▶ _TASK_
Format as a Markdown table with the columns Row and Item line the lines of the items from the line that contains "Localize each UI" through the line that contains "heatmap-cell-value: 0 — [258, 374, 269, 395]", both included. Skip blank lines and omit the pictures.

▶ _RECORDED DATA_
--

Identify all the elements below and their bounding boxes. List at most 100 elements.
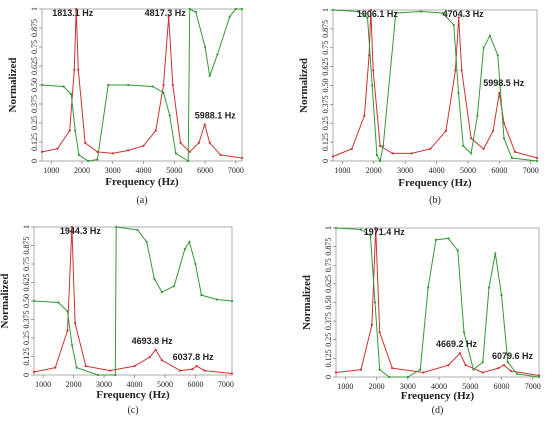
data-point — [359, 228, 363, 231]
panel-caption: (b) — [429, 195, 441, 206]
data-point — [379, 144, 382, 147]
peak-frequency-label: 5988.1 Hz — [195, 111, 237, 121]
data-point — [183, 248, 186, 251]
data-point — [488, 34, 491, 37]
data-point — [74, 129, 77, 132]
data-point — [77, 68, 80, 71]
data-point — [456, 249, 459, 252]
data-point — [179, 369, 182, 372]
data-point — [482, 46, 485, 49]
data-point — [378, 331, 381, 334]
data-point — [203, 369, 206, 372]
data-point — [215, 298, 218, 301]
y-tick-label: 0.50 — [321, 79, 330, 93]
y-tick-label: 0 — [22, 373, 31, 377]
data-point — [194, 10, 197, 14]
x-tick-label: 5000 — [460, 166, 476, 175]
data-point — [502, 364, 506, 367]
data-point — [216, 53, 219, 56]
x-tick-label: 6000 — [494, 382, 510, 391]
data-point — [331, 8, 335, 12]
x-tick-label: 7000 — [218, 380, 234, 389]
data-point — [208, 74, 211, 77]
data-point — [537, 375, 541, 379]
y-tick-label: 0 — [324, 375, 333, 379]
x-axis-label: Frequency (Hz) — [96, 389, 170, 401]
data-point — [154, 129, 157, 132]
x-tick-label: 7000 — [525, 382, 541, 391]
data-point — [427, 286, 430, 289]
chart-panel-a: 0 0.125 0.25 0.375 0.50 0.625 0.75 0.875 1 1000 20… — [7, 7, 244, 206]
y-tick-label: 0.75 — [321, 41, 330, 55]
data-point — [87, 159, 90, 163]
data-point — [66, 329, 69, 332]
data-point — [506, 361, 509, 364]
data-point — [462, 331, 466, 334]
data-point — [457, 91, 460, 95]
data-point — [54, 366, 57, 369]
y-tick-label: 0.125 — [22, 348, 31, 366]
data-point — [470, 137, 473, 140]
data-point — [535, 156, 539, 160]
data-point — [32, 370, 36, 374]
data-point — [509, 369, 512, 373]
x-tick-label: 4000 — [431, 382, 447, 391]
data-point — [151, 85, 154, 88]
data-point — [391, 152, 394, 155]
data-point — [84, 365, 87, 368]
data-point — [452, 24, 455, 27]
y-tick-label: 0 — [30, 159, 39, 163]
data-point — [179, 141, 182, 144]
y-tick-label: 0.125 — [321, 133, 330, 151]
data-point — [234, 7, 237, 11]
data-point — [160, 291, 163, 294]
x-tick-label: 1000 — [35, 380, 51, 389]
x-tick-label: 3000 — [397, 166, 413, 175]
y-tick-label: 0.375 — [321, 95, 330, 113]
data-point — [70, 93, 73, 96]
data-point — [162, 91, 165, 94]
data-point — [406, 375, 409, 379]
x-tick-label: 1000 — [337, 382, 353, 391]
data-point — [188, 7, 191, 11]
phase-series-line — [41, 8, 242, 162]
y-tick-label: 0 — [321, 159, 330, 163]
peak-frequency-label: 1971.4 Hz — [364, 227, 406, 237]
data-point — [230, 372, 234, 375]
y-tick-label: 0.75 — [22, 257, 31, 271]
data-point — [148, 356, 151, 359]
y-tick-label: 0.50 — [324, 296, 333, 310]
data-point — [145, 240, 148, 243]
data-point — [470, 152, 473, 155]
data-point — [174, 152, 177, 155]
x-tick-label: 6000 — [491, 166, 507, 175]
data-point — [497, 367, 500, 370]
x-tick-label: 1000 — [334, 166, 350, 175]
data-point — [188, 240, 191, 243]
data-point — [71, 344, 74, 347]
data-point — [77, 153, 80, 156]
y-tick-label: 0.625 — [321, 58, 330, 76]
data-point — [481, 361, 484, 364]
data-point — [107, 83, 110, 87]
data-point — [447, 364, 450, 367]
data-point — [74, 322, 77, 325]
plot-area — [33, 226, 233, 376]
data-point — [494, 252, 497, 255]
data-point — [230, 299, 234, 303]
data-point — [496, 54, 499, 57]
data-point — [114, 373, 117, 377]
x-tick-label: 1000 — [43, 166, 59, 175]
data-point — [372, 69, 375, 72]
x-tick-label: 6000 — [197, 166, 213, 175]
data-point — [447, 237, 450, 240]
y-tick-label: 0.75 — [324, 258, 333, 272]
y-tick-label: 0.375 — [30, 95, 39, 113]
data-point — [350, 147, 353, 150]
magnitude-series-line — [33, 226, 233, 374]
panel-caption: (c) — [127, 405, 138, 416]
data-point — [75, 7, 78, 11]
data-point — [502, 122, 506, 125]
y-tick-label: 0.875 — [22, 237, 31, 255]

--

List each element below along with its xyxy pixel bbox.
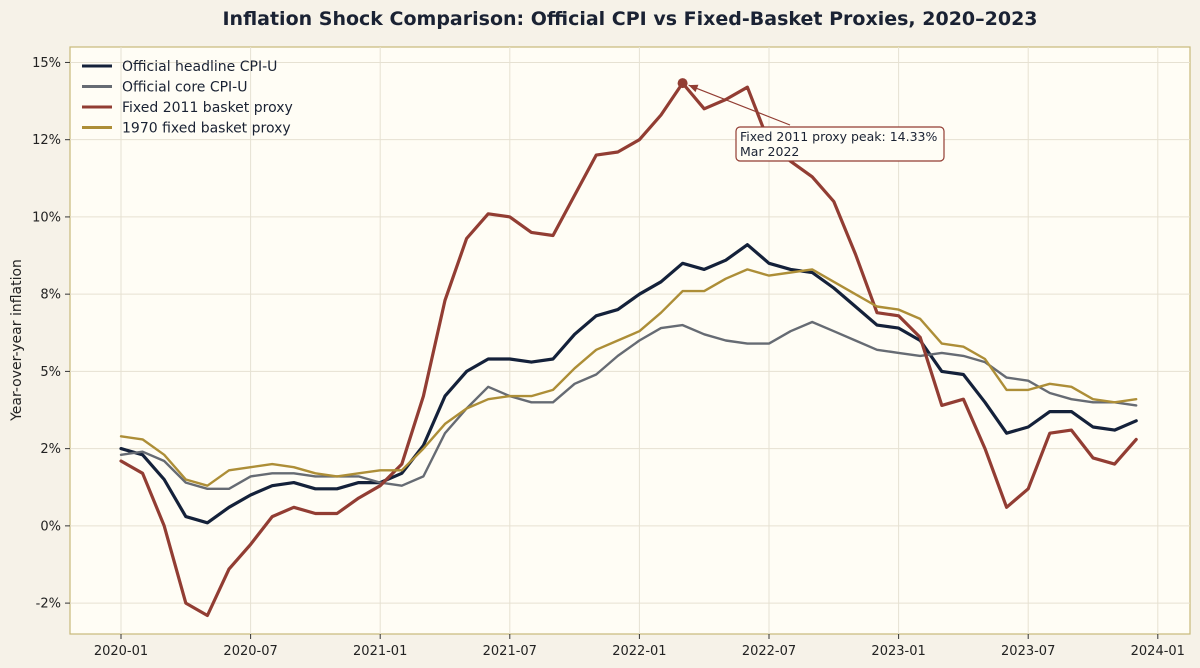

--

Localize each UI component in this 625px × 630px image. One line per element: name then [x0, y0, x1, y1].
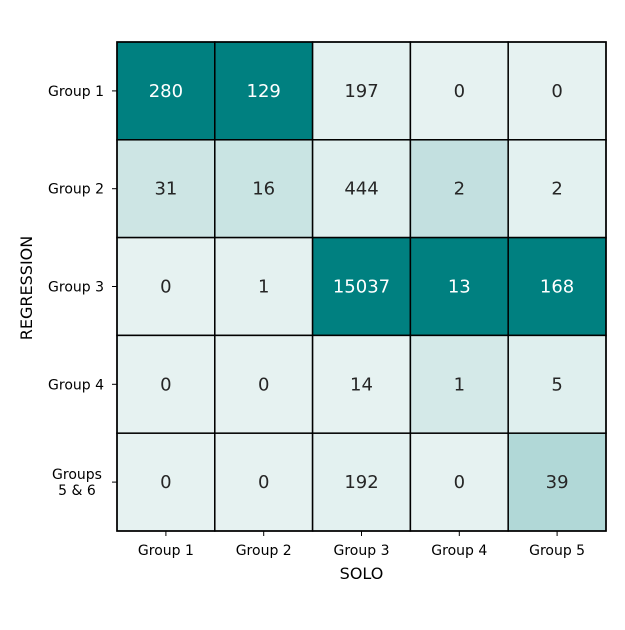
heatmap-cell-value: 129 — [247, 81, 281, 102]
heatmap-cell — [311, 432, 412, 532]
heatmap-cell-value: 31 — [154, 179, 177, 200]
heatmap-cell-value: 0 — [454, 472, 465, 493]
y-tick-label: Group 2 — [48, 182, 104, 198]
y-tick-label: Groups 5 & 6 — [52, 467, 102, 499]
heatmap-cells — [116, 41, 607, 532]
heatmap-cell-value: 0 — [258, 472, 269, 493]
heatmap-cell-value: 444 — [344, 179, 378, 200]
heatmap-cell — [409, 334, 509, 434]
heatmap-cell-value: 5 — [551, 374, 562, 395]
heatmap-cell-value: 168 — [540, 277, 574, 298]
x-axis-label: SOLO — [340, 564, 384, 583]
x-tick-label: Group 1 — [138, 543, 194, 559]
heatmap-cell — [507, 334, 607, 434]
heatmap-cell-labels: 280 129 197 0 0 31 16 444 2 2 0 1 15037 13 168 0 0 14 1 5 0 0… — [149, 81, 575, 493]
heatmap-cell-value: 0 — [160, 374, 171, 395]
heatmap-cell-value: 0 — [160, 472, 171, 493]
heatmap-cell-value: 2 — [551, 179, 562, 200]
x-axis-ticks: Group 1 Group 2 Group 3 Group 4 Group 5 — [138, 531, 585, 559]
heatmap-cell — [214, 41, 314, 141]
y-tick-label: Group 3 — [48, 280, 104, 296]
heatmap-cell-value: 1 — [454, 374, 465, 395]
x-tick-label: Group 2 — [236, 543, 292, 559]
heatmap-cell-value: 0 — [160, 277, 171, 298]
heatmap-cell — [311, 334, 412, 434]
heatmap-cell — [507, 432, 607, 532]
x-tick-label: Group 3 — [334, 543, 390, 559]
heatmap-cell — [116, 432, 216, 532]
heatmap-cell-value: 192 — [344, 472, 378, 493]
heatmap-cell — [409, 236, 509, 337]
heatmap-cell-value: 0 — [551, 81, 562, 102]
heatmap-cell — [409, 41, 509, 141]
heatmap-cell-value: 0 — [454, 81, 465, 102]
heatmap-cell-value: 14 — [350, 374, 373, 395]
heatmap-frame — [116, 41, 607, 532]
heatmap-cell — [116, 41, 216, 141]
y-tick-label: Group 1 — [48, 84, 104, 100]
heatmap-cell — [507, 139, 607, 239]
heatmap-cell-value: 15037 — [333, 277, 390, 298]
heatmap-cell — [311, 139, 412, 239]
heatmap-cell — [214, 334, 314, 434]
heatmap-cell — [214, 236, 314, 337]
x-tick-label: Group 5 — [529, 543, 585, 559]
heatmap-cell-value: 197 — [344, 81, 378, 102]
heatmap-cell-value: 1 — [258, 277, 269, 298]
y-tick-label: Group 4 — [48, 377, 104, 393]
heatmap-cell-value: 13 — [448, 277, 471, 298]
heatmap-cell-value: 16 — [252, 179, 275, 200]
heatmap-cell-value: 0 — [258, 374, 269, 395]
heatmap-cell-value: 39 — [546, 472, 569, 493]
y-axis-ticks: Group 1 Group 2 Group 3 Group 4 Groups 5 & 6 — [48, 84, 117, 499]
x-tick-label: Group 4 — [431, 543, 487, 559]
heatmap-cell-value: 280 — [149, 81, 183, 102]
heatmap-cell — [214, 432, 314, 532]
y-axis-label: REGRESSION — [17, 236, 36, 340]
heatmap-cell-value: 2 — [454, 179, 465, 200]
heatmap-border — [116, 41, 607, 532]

--

▶ _RESPONSE TO THIS TASK_
| Row | Item line |
|---|---|
| 1 | Localize each UI component in this 625px × 630px image. One line per element: name then [x0, y0, x1, y1]. |
| 2 | heatmap-cell-value: 129 — [247, 81, 281, 102] |
| 3 | heatmap-cell — [311, 432, 412, 532] |
| 4 | heatmap-cell-value: 31 — [154, 179, 177, 200] |
| 5 | heatmap-cell-value: 0 — [454, 472, 465, 493] |
| 6 | y-tick-label: Group 2 — [48, 182, 104, 198] |
| 7 | y-tick-label: Groups 5 & 6 — [52, 467, 102, 499] |
| 8 | heatmap-cells — [116, 41, 607, 532] |
| 9 | heatmap-cell-value: 0 — [258, 472, 269, 493] |
| 10 | heatmap-cell-value: 444 — [344, 179, 378, 200] |
| 11 | heatmap-cell — [409, 334, 509, 434] |
| 12 | heatmap-cell-value: 5 — [551, 374, 562, 395] |
| 13 | heatmap-cell-value: 168 — [540, 277, 574, 298] |
| 14 | x-axis-label: SOLO — [340, 564, 384, 583] |
| 15 | x-tick-label: Group 1 — [138, 543, 194, 559] |
| 16 | heatmap-cell — [507, 334, 607, 434] |
| 17 | heatmap-cell-labels: 280 129 197 0 0 31 16 444 2 2 0 1 15037 13 168 0 0 14 1 5 0 0… — [149, 81, 575, 493] |
| 18 | heatmap-cell-value: 0 — [160, 374, 171, 395] |
| 19 | heatmap-cell-value: 0 — [160, 472, 171, 493] |
| 20 | heatmap-cell-value: 2 — [551, 179, 562, 200] |
| 21 | x-axis-ticks: Group 1 Group 2 Group 3 Group 4 Group 5 — [138, 531, 585, 559] |
| 22 | heatmap-cell — [214, 41, 314, 141] |
| 23 | y-tick-label: Group 3 — [48, 280, 104, 296] |
| 24 | heatmap-cell-value: 1 — [454, 374, 465, 395] |
| 25 | x-tick-label: Group 2 — [236, 543, 292, 559] |
| 26 | heatmap-cell-value: 0 — [160, 277, 171, 298] |
| 27 | heatmap-cell — [311, 334, 412, 434] |
| 28 | heatmap-cell — [507, 432, 607, 532] |
| 29 | x-tick-label: Group 3 — [334, 543, 390, 559] |
| 30 | heatmap-cell — [116, 432, 216, 532] |
| 31 | heatmap-cell-value: 192 — [344, 472, 378, 493] |
| 32 | heatmap-cell — [409, 236, 509, 337] |
| 33 | heatmap-cell-value: 0 — [551, 81, 562, 102] |
| 34 | heatmap-cell — [409, 41, 509, 141] |
| 35 | heatmap-cell-value: 0 — [454, 81, 465, 102] |
| 36 | heatmap-cell-value: 14 — [350, 374, 373, 395] |
| 37 | heatmap-frame — [116, 41, 607, 532] |
| 38 | heatmap-cell — [116, 41, 216, 141] |
| 39 | y-tick-label: Group 1 — [48, 84, 104, 100] |
| 40 | heatmap-cell — [507, 139, 607, 239] |
| 41 | heatmap-cell-value: 15037 — [333, 277, 390, 298] |
| 42 | heatmap-cell — [311, 139, 412, 239] |
| 43 | heatmap-cell — [214, 334, 314, 434] |
| 44 | heatmap-cell — [214, 236, 314, 337] |
| 45 | x-tick-label: Group 5 — [529, 543, 585, 559] |
| 46 | heatmap-cell-value: 197 — [344, 81, 378, 102] |
| 47 | heatmap-cell-value: 1 — [258, 277, 269, 298] |
| 48 | y-tick-label: Group 4 — [48, 377, 104, 393] |
| 49 | heatmap-cell-value: 13 — [448, 277, 471, 298] |
| 50 | heatmap-cell-value: 16 — [252, 179, 275, 200] |
| 51 | heatmap-cell-value: 0 — [258, 374, 269, 395] |